----- Records to use -----
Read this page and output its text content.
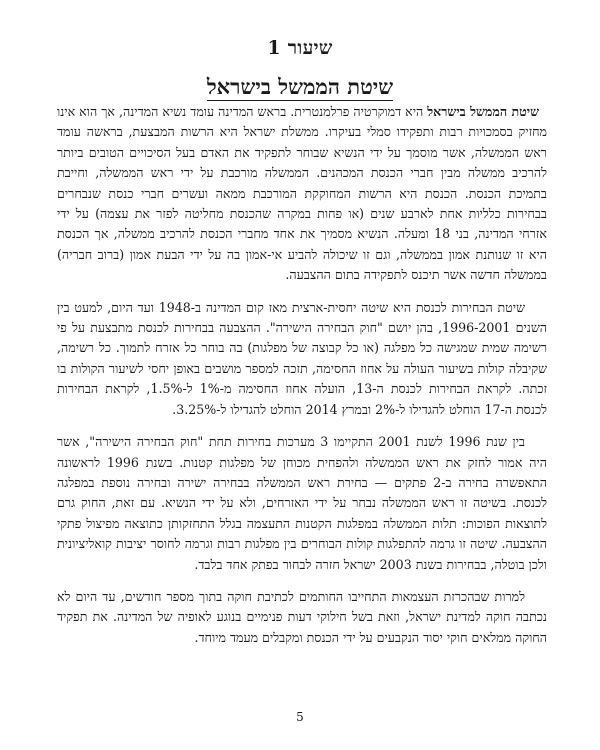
שיעור 1
שיטת הממשל בישראל

שיטת הממשל בישראל היא דמוקרטיה פרלמנטרית. בראש המדינה עומד נשיא המדינה, אך הוא אינו מחזיק בסמכויות רבות ותפקידו סמלי בעיקרו. ממשלת ישראל היא הרשות המבצעת, בראשה עומד ראש הממשלה, אשר מוסמך על ידי הנשיא שבוחר לתפקיד את האדם בעל הסיכויים הטובים ביותר להרכיב ממשלה מבין חברי הכנסת המכהנים. הממשלה מורכבת על ידי ראש הממשלה, וחייבת בתמיכת הכנסת. הכנסת היא הרשות המחוקקת המורכבת ממאה ועשרים חברי כנסת שנבחרים בבחירות כלליות אחת לארבע שנים (או פחות במקרה שהכנסת מחליטה לפזר את עצמה) על ידי אזרחי המדינה, בני 18 ומעלה. הנשיא מסמיך את אחד מחברי הכנסת להרכיב ממשלה, אך הכנסת היא זו שנותנת אמון בממשלה, וגם זו שיכולה להביע אי-אמון בה על ידי הבעת אמון (ברוב חבריה) בממשלה חדשה אשר תיכנס לתפקידה בתום ההצבעה.

שיטת הבחירות לכנסת היא שיטה יחסית-ארצית מאז קום המדינה ב-1948 ועד היום, למעט בין השנים 1996-2001, בהן יושם "חוק הבחירה הישירה". ההצבעה בבחירות לכנסת מתבצעת על פי רשימה שמית שמגישה כל מפלגה (או כל קבוצה של מפלגות) בה בוחר כל אזרח לתמוך. כל רשימה, שקיבלה קולות בשיעור העולה על אחוז החסימה, תזכה למספר מושבים באופן יחסי לשיעור הקולות בו זכתה. לקראת הבחירות לכנסת ה-13, הועלה אחוז החסימה מ-1% ל-1.5%, לקראת הבחירות לכנסת ה-17 הוחלט להגדילו ל-2% ובמרץ 2014 הוחלט להגדילו ל-3.25%.

בין שנת 1996 לשנת 2001 התקיימו 3 מערכות בחירות תחת "חוק הבחירה הישירה", אשר היה אמור לחזק את ראש הממשלה ולהפחית מכוחן של מפלגות קטנות. בשנת 1996 לראשונה התאפשרה בחירה ב-2 פתקים — בחירת ראש הממשלה בבחירה ישירה ובחירה נוספת במפלגה לכנסת. בשיטה זו ראש הממשלה נבחר על ידי האזרחים, ולא על ידי הנשיא. עם זאת, החוק גרם לתוצאות הפוכות: תלות הממשלה במפלגות הקטנות התעצמה בגלל התחזקותן כתוצאה מפיצול פתקי ההצבעה. שיטה זו גרמה להתפלגות קולות הבוחרים בין מפלגות רבות וגרמה לחוסר יציבות קואליציונית ולכן בוטלה, בבחירות בשנת 2003 ישראל חזרה לבחור בפתק אחד בלבד.

למרות שבהכרזת העצמאות התחייבו החותמים לכתיבת חוקה בתוך מספר חודשים, עד היום לא נכתבה חוקה למדינת ישראל, וזאת בשל חילוקי דעות פנימיים בנוגע לאופיה של המדינה. את תפקיד החוקה ממלאים חוקי יסוד הנקבעים על ידי הכנסת ומקבלים מעמד מיוחד.

5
-----
**Problem statement**
Tally the lines in this data that hold the word "היום" and state only the count.

**Result of the exercise**
2